Please list all lines of the material below in which the string "methods" occurs.

* EXTRACTED INFORMATION:
#####
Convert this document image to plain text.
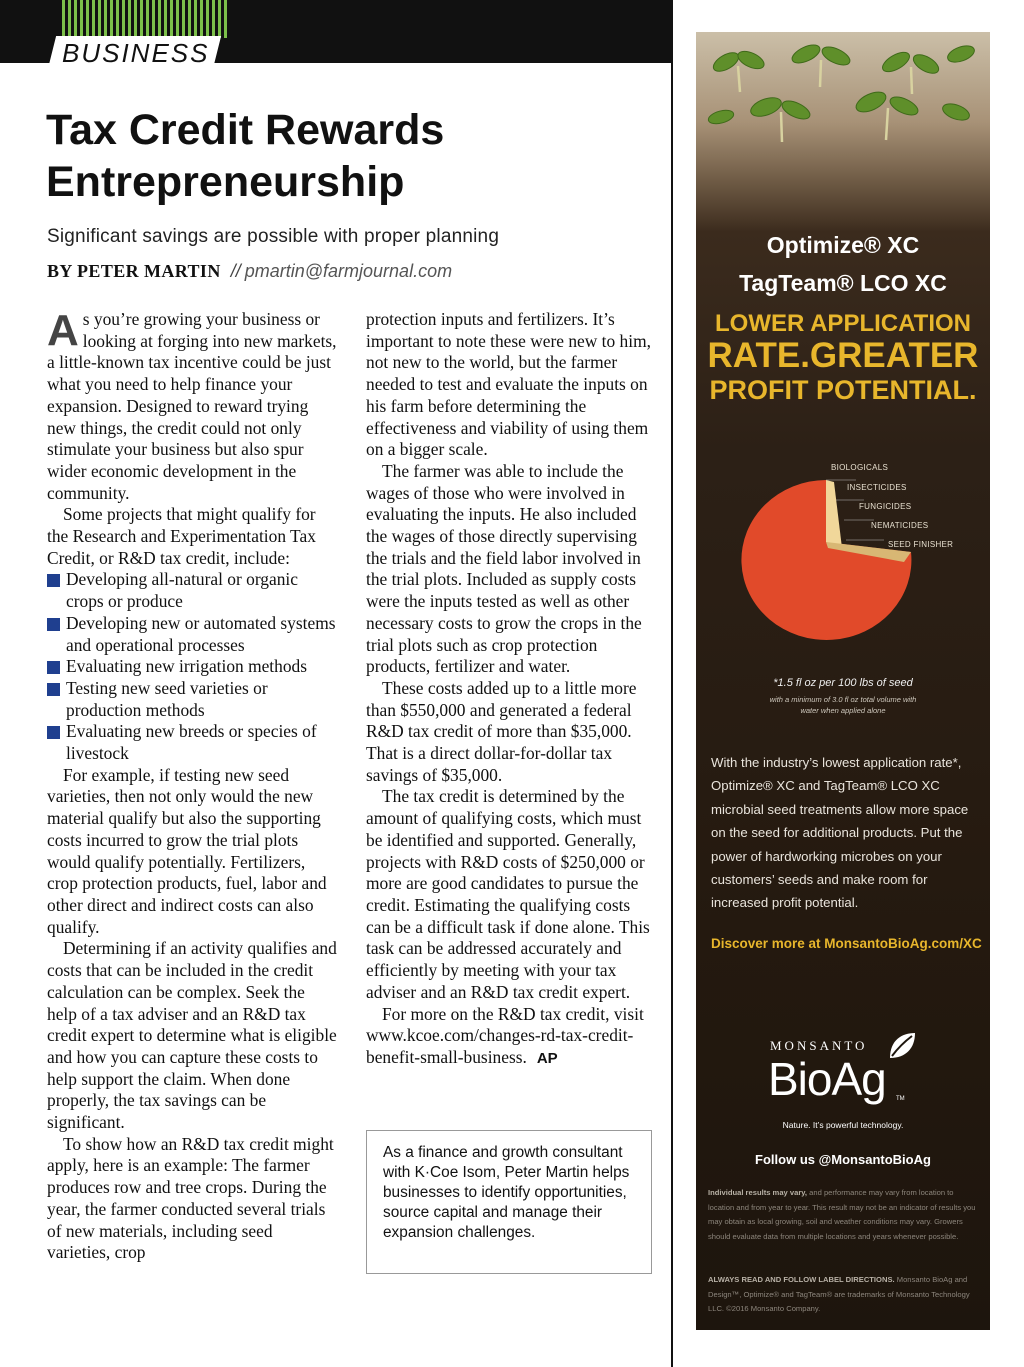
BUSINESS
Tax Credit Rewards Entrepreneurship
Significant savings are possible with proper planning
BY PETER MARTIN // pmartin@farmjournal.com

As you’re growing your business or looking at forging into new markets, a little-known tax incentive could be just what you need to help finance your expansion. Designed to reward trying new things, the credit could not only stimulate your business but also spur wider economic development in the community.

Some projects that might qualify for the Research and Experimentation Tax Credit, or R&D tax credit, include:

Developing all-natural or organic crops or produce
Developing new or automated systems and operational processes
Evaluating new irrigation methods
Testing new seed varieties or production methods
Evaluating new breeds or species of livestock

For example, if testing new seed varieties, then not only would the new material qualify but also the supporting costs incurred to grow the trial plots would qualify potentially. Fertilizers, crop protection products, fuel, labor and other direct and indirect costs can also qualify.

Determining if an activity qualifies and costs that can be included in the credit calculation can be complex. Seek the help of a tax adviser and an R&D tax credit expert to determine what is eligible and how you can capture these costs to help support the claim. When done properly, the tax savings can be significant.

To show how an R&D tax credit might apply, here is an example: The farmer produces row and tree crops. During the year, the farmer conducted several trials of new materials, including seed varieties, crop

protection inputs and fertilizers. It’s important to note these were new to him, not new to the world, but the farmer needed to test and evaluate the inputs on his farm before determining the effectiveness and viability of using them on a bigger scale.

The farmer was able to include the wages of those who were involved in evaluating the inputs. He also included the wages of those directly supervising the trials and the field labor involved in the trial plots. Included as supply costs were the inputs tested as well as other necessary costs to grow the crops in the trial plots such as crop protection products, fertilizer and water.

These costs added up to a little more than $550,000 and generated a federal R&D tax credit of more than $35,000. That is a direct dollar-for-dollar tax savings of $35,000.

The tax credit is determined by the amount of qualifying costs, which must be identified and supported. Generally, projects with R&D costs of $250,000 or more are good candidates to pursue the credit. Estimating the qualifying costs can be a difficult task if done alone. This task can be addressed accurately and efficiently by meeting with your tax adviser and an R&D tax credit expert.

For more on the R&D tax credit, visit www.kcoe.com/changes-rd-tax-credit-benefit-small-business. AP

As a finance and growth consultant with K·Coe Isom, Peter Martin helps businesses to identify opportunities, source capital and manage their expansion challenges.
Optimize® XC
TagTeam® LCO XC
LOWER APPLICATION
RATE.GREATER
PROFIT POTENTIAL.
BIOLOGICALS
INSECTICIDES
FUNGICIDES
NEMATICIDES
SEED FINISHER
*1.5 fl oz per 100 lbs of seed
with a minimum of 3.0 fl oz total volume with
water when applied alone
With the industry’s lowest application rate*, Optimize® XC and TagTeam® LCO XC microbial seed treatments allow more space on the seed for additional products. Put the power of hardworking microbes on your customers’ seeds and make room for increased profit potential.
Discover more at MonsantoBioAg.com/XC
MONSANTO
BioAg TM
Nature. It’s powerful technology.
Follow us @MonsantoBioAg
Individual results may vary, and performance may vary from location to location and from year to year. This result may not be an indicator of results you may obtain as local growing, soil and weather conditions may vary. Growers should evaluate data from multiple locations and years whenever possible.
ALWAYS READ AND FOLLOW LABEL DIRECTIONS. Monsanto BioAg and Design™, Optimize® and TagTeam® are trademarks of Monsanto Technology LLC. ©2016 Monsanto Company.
#####
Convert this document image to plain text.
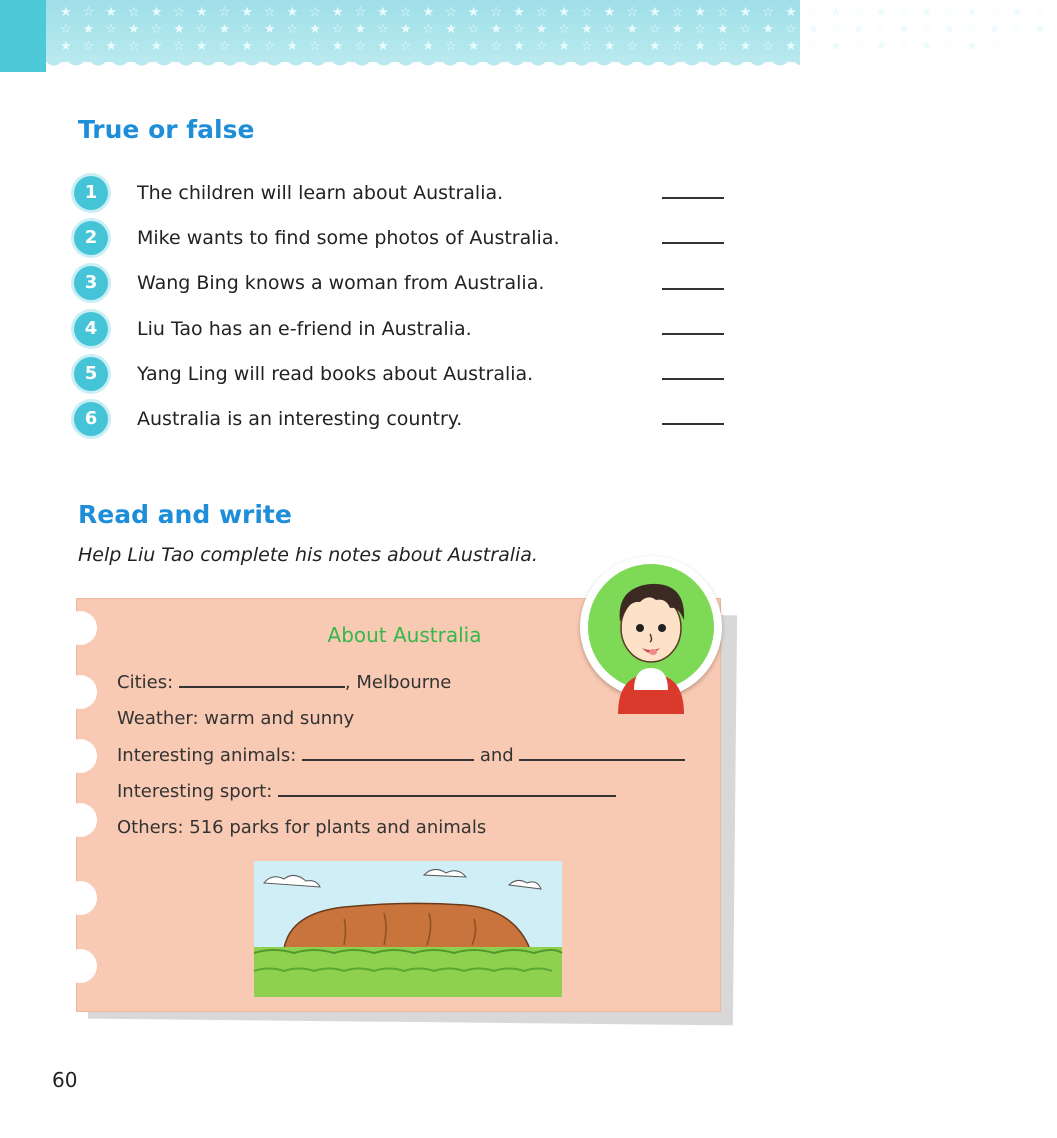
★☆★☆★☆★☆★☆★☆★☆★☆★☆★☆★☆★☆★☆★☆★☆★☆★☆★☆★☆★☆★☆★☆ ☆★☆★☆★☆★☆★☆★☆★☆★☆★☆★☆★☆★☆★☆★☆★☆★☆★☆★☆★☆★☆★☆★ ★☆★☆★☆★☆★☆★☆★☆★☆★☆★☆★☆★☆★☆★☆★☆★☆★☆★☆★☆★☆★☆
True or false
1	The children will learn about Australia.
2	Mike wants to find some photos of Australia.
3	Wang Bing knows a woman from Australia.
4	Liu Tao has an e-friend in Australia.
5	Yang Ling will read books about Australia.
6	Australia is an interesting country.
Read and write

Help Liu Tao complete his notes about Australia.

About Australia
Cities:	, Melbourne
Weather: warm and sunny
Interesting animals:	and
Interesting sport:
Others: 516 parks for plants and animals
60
#####
* EXERCISE ANSWER:
Evaluating new irrigation methods
Testing new seed varieties or production methods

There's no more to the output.